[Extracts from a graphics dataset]
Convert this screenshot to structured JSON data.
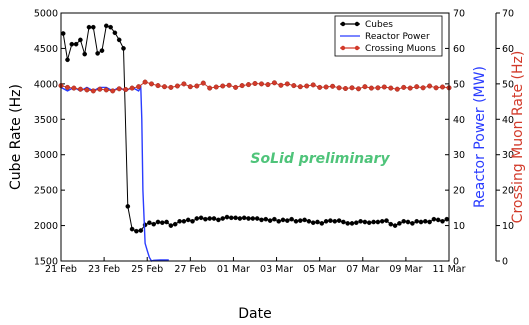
{
  "chart_data": {
    "type": "line",
    "annotation": "SoLid preliminary",
    "annotation_color": "#4fc47a",
    "xlabel": "Date",
    "ylabel_left": "Cube Rate (Hz)",
    "ylabel_right_inner": "Reactor Power (MW)",
    "ylabel_right_outer": "Crossing Muon Rate (Hz)",
    "ylim_left": [
      1500,
      5000
    ],
    "ylim_right_inner": [
      0,
      70
    ],
    "ylim_right_outer": [
      0,
      70
    ],
    "yticks_left": [
      1500,
      2000,
      2500,
      3000,
      3500,
      4000,
      4500,
      5000
    ],
    "yticks_right_inner": [
      0,
      10,
      20,
      30,
      40,
      50,
      60,
      70
    ],
    "yticks_right_outer": [
      0,
      10,
      20,
      30,
      40,
      50,
      60,
      70
    ],
    "x_ticks": [
      "21 Feb",
      "23 Feb",
      "25 Feb",
      "27 Feb",
      "01 Mar",
      "03 Mar",
      "05 Mar",
      "07 Mar",
      "09 Mar",
      "11 Mar"
    ],
    "x_range_days": [
      0,
      18
    ],
    "legend": "top-right",
    "colors": {
      "cubes": "#000000",
      "reactor": "#2a3cff",
      "muons": "#d23a2a",
      "ylabel_inner": "#2a3cff",
      "ylabel_outer": "#d23a2a"
    },
    "series": [
      {
        "name": "Cubes",
        "axis": "left",
        "x": [
          0.1,
          0.3,
          0.5,
          0.7,
          0.9,
          1.1,
          1.3,
          1.5,
          1.7,
          1.9,
          2.1,
          2.3,
          2.5,
          2.7,
          2.9,
          3.1,
          3.3,
          3.5,
          3.7,
          3.9,
          4.1,
          4.3,
          4.5,
          4.7,
          4.9,
          5.1,
          5.3,
          5.5,
          5.7,
          5.9,
          6.1,
          6.3,
          6.5,
          6.7,
          6.9,
          7.1,
          7.3,
          7.5,
          7.7,
          7.9,
          8.1,
          8.3,
          8.5,
          8.7,
          8.9,
          9.1,
          9.3,
          9.5,
          9.7,
          9.9,
          10.1,
          10.3,
          10.5,
          10.7,
          10.9,
          11.1,
          11.3,
          11.5,
          11.7,
          11.9,
          12.1,
          12.3,
          12.5,
          12.7,
          12.9,
          13.1,
          13.3,
          13.5,
          13.7,
          13.9,
          14.1,
          14.3,
          14.5,
          14.7,
          14.9,
          15.1,
          15.3,
          15.5,
          15.7,
          15.9,
          16.1,
          16.3,
          16.5,
          16.7,
          16.9,
          17.1,
          17.3,
          17.5,
          17.7,
          17.9
        ],
        "values": [
          4710,
          4340,
          4560,
          4560,
          4620,
          4420,
          4800,
          4800,
          4430,
          4470,
          4820,
          4800,
          4720,
          4620,
          4500,
          2270,
          1950,
          1920,
          1930,
          2010,
          2040,
          2020,
          2050,
          2040,
          2050,
          2000,
          2020,
          2060,
          2060,
          2080,
          2060,
          2100,
          2110,
          2090,
          2100,
          2100,
          2080,
          2100,
          2120,
          2110,
          2110,
          2100,
          2110,
          2100,
          2100,
          2100,
          2080,
          2090,
          2070,
          2090,
          2060,
          2080,
          2070,
          2090,
          2060,
          2070,
          2080,
          2060,
          2040,
          2050,
          2030,
          2060,
          2070,
          2060,
          2070,
          2050,
          2030,
          2030,
          2040,
          2060,
          2050,
          2040,
          2050,
          2050,
          2060,
          2070,
          2020,
          2000,
          2030,
          2060,
          2050,
          2030,
          2060,
          2050,
          2060,
          2050,
          2090,
          2080,
          2060,
          2090
        ]
      },
      {
        "name": "Reactor Power",
        "axis": "right_inner",
        "x": [
          0,
          0.3,
          0.6,
          0.9,
          1.2,
          1.5,
          1.8,
          2.1,
          2.4,
          2.7,
          3.0,
          3.3,
          3.6,
          3.7,
          3.75,
          3.8,
          3.9,
          4.0,
          4.1,
          4.2,
          4.3,
          4.6,
          5.0
        ],
        "values": [
          49,
          48,
          49,
          48,
          49,
          48,
          49,
          49,
          48,
          49,
          48,
          49,
          48,
          49,
          40,
          20,
          5,
          3,
          1,
          0,
          0.2,
          0.3,
          0.3
        ]
      },
      {
        "name": "Crossing Muons",
        "axis": "right_outer",
        "x": [
          0,
          0.3,
          0.6,
          0.9,
          1.2,
          1.5,
          1.8,
          2.1,
          2.4,
          2.7,
          3.0,
          3.3,
          3.6,
          3.9,
          4.2,
          4.5,
          4.8,
          5.1,
          5.4,
          5.7,
          6.0,
          6.3,
          6.6,
          6.9,
          7.2,
          7.5,
          7.8,
          8.1,
          8.4,
          8.7,
          9.0,
          9.3,
          9.6,
          9.9,
          10.2,
          10.5,
          10.8,
          11.1,
          11.4,
          11.7,
          12.0,
          12.3,
          12.6,
          12.9,
          13.2,
          13.5,
          13.8,
          14.1,
          14.4,
          14.7,
          15.0,
          15.3,
          15.6,
          15.9,
          16.2,
          16.5,
          16.8,
          17.1,
          17.4,
          17.7,
          18.0
        ],
        "values": [
          49.5,
          49.0,
          48.8,
          48.5,
          48.3,
          48.0,
          48.5,
          48.3,
          48.0,
          48.6,
          48.4,
          48.8,
          49.2,
          50.5,
          50.0,
          49.5,
          49.2,
          49.0,
          49.4,
          50.0,
          49.2,
          49.4,
          50.2,
          48.8,
          49.1,
          49.4,
          49.6,
          49.0,
          49.5,
          49.8,
          50.1,
          50.0,
          49.8,
          50.3,
          49.6,
          50.0,
          49.5,
          49.2,
          49.4,
          49.7,
          49.0,
          49.1,
          49.3,
          48.9,
          48.7,
          48.9,
          48.6,
          49.2,
          48.8,
          48.9,
          49.1,
          48.8,
          48.5,
          49.0,
          48.8,
          49.2,
          48.9,
          49.4,
          48.9,
          49.1,
          48.9
        ]
      }
    ]
  }
}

**Task to complete**
Omit every picture, and otherwise quote the entries exactly.

**Response to the exercise**
Convert this screenshot to structured JSON data.
{
  "chart_data": {
    "type": "line",
    "annotation": "SoLid preliminary",
    "annotation_color": "#4fc47a",
    "xlabel": "Date",
    "ylabel_left": "Cube Rate (Hz)",
    "ylabel_right_inner": "Reactor Power (MW)",
    "ylabel_right_outer": "Crossing Muon Rate (Hz)",
    "ylim_left": [
      1500,
      5000
    ],
    "ylim_right_inner": [
      0,
      70
    ],
    "ylim_right_outer": [
      0,
      70
    ],
    "yticks_left": [
      1500,
      2000,
      2500,
      3000,
      3500,
      4000,
      4500,
      5000
    ],
    "yticks_right_inner": [
      0,
      10,
      20,
      30,
      40,
      50,
      60,
      70
    ],
    "yticks_right_outer": [
      0,
      10,
      20,
      30,
      40,
      50,
      60,
      70
    ],
    "x_ticks": [
      "21 Feb",
      "23 Feb",
      "25 Feb",
      "27 Feb",
      "01 Mar",
      "03 Mar",
      "05 Mar",
      "07 Mar",
      "09 Mar",
      "11 Mar"
    ],
    "x_range_days": [
      0,
      18
    ],
    "legend": "top-right",
    "colors": {
      "cubes": "#000000",
      "reactor": "#2a3cff",
      "muons": "#d23a2a",
      "ylabel_inner": "#2a3cff",
      "ylabel_outer": "#d23a2a"
    },
    "series": [
      {
        "name": "Cubes",
        "axis": "left",
        "x": [
          0.1,
          0.3,
          0.5,
          0.7,
          0.9,
          1.1,
          1.3,
          1.5,
          1.7,
          1.9,
          2.1,
          2.3,
          2.5,
          2.7,
          2.9,
          3.1,
          3.3,
          3.5,
          3.7,
          3.9,
          4.1,
          4.3,
          4.5,
          4.7,
          4.9,
          5.1,
          5.3,
          5.5,
          5.7,
          5.9,
          6.1,
          6.3,
          6.5,
          6.7,
          6.9,
          7.1,
          7.3,
          7.5,
          7.7,
          7.9,
          8.1,
          8.3,
          8.5,
          8.7,
          8.9,
          9.1,
          9.3,
          9.5,
          9.7,
          9.9,
          10.1,
          10.3,
          10.5,
          10.7,
          10.9,
          11.1,
          11.3,
          11.5,
          11.7,
          11.9,
          12.1,
          12.3,
          12.5,
          12.7,
          12.9,
          13.1,
          13.3,
          13.5,
          13.7,
          13.9,
          14.1,
          14.3,
          14.5,
          14.7,
          14.9,
          15.1,
          15.3,
          15.5,
          15.7,
          15.9,
          16.1,
          16.3,
          16.5,
          16.7,
          16.9,
          17.1,
          17.3,
          17.5,
          17.7,
          17.9
        ],
        "values": [
          4710,
          4340,
          4560,
          4560,
          4620,
          4420,
          4800,
          4800,
          4430,
          4470,
          4820,
          4800,
          4720,
          4620,
          4500,
          2270,
          1950,
          1920,
          1930,
          2010,
          2040,
          2020,
          2050,
          2040,
          2050,
          2000,
          2020,
          2060,
          2060,
          2080,
          2060,
          2100,
          2110,
          2090,
          2100,
          2100,
          2080,
          2100,
          2120,
          2110,
          2110,
          2100,
          2110,
          2100,
          2100,
          2100,
          2080,
          2090,
          2070,
          2090,
          2060,
          2080,
          2070,
          2090,
          2060,
          2070,
          2080,
          2060,
          2040,
          2050,
          2030,
          2060,
          2070,
          2060,
          2070,
          2050,
          2030,
          2030,
          2040,
          2060,
          2050,
          2040,
          2050,
          2050,
          2060,
          2070,
          2020,
          2000,
          2030,
          2060,
          2050,
          2030,
          2060,
          2050,
          2060,
          2050,
          2090,
          2080,
          2060,
          2090
        ]
      },
      {
        "name": "Reactor Power",
        "axis": "right_inner",
        "x": [
          0,
          0.3,
          0.6,
          0.9,
          1.2,
          1.5,
          1.8,
          2.1,
          2.4,
          2.7,
          3.0,
          3.3,
          3.6,
          3.7,
          3.75,
          3.8,
          3.9,
          4.0,
          4.1,
          4.2,
          4.3,
          4.6,
          5.0
        ],
        "values": [
          49,
          48,
          49,
          48,
          49,
          48,
          49,
          49,
          48,
          49,
          48,
          49,
          48,
          49,
          40,
          20,
          5,
          3,
          1,
          0,
          0.2,
          0.3,
          0.3
        ]
      },
      {
        "name": "Crossing Muons",
        "axis": "right_outer",
        "x": [
          0,
          0.3,
          0.6,
          0.9,
          1.2,
          1.5,
          1.8,
          2.1,
          2.4,
          2.7,
          3.0,
          3.3,
          3.6,
          3.9,
          4.2,
          4.5,
          4.8,
          5.1,
          5.4,
          5.7,
          6.0,
          6.3,
          6.6,
          6.9,
          7.2,
          7.5,
          7.8,
          8.1,
          8.4,
          8.7,
          9.0,
          9.3,
          9.6,
          9.9,
          10.2,
          10.5,
          10.8,
          11.1,
          11.4,
          11.7,
          12.0,
          12.3,
          12.6,
          12.9,
          13.2,
          13.5,
          13.8,
          14.1,
          14.4,
          14.7,
          15.0,
          15.3,
          15.6,
          15.9,
          16.2,
          16.5,
          16.8,
          17.1,
          17.4,
          17.7,
          18.0
        ],
        "values": [
          49.5,
          49.0,
          48.8,
          48.5,
          48.3,
          48.0,
          48.5,
          48.3,
          48.0,
          48.6,
          48.4,
          48.8,
          49.2,
          50.5,
          50.0,
          49.5,
          49.2,
          49.0,
          49.4,
          50.0,
          49.2,
          49.4,
          50.2,
          48.8,
          49.1,
          49.4,
          49.6,
          49.0,
          49.5,
          49.8,
          50.1,
          50.0,
          49.8,
          50.3,
          49.6,
          50.0,
          49.5,
          49.2,
          49.4,
          49.7,
          49.0,
          49.1,
          49.3,
          48.9,
          48.7,
          48.9,
          48.6,
          49.2,
          48.8,
          48.9,
          49.1,
          48.8,
          48.5,
          49.0,
          48.8,
          49.2,
          48.9,
          49.4,
          48.9,
          49.1,
          48.9
        ]
      }
    ]
  }
}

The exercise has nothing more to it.